>> Begin
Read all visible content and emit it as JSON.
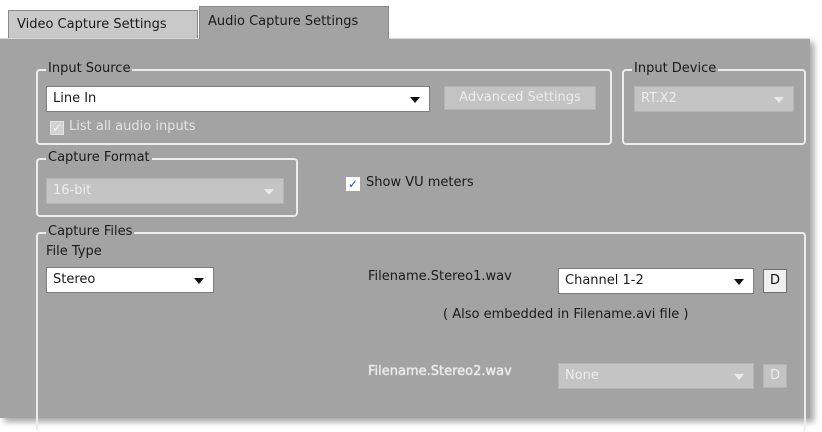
{
  "tabs": [
    {
      "label": "Video Capture Settings",
      "active": false
    },
    {
      "label": "Audio Capture Settings",
      "active": true
    }
  ],
  "input_source": {
    "legend": "Input Source",
    "source_value": "Line In",
    "advanced_settings_label": "Advanced Settings",
    "list_all_label": "List all audio inputs",
    "list_all_checked": true
  },
  "input_device": {
    "legend": "Input Device",
    "value": "RT.X2"
  },
  "capture_format": {
    "legend": "Capture Format",
    "value": "16-bit"
  },
  "show_vu": {
    "label": "Show VU meters",
    "checked": true
  },
  "capture_files": {
    "legend": "Capture Files",
    "file_type_label": "File Type",
    "file_type_value": "Stereo",
    "file1": {
      "name": "Filename.Stereo1.wav",
      "channel": "Channel 1-2",
      "d_label": "D"
    },
    "embedded_note": "( Also embedded in Filename.avi file )",
    "file2": {
      "name": "Filename.Stereo2.wav",
      "channel": "None",
      "d_label": "D"
    }
  },
  "colors": {
    "panel_bg": "#a3a3a3",
    "group_border": "#ececec",
    "check_accent": "#1f4ed0"
  }
}
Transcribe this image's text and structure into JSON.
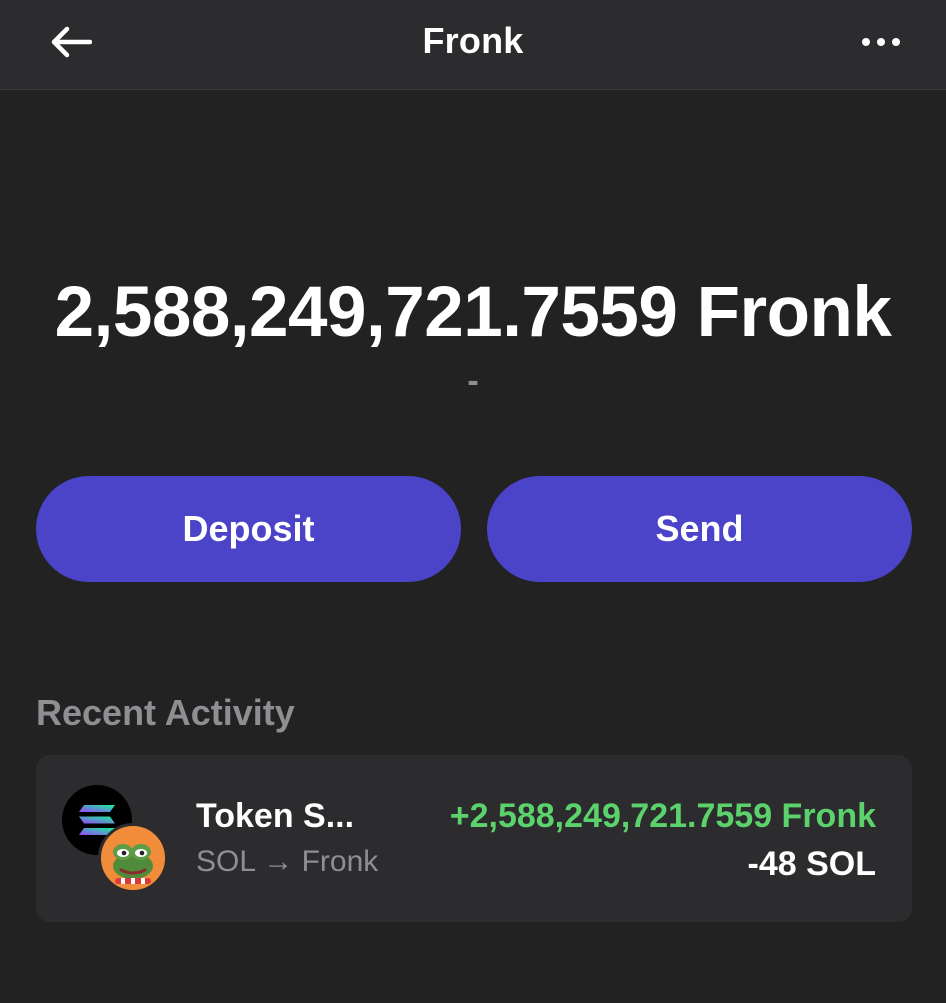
{
  "header": {
    "title": "Fronk",
    "back_icon": "arrow-left-icon",
    "more_icon": "more-horizontal-icon"
  },
  "balance": {
    "amount": "2,588,249,721.7559 Fronk",
    "fiat": "-"
  },
  "actions": {
    "deposit_label": "Deposit",
    "send_label": "Send",
    "accent_color": "#4b43c8"
  },
  "recent_activity": {
    "title": "Recent Activity",
    "items": [
      {
        "title": "Token S...",
        "subtitle": "SOL → Fronk",
        "amount": "+2,588,249,721.7559 Fronk",
        "cost": "-48 SOL",
        "amount_color": "#5bd26b",
        "icons": [
          "solana-token-icon",
          "fronk-token-icon"
        ]
      }
    ]
  }
}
>> End
## Written exercise
Print out the material word for word, omitting the pictures.

## Task result
Read all visible content and emit it as JSON.
{
  "tabs": [
    {
      "label": "Video Capture Settings",
      "active": false
    },
    {
      "label": "Audio Capture Settings",
      "active": true
    }
  ],
  "input_source": {
    "legend": "Input Source",
    "source_value": "Line In",
    "advanced_settings_label": "Advanced Settings",
    "list_all_label": "List all audio inputs",
    "list_all_checked": true
  },
  "input_device": {
    "legend": "Input Device",
    "value": "RT.X2"
  },
  "capture_format": {
    "legend": "Capture Format",
    "value": "16-bit"
  },
  "show_vu": {
    "label": "Show VU meters",
    "checked": true
  },
  "capture_files": {
    "legend": "Capture Files",
    "file_type_label": "File Type",
    "file_type_value": "Stereo",
    "file1": {
      "name": "Filename.Stereo1.wav",
      "channel": "Channel 1-2",
      "d_label": "D"
    },
    "embedded_note": "( Also embedded in Filename.avi file )",
    "file2": {
      "name": "Filename.Stereo2.wav",
      "channel": "None",
      "d_label": "D"
    }
  },
  "colors": {
    "panel_bg": "#a3a3a3",
    "group_border": "#ececec",
    "check_accent": "#1f4ed0"
  }
}
Transcribe this image's text and structure into JSON.
{
  "header": {
    "title": "Fronk",
    "back_icon": "arrow-left-icon",
    "more_icon": "more-horizontal-icon"
  },
  "balance": {
    "amount": "2,588,249,721.7559 Fronk",
    "fiat": "-"
  },
  "actions": {
    "deposit_label": "Deposit",
    "send_label": "Send",
    "accent_color": "#4b43c8"
  },
  "recent_activity": {
    "title": "Recent Activity",
    "items": [
      {
        "title": "Token S...",
        "subtitle": "SOL → Fronk",
        "amount": "+2,588,249,721.7559 Fronk",
        "cost": "-48 SOL",
        "amount_color": "#5bd26b",
        "icons": [
          "solana-token-icon",
          "fronk-token-icon"
        ]
      }
    ]
  }
}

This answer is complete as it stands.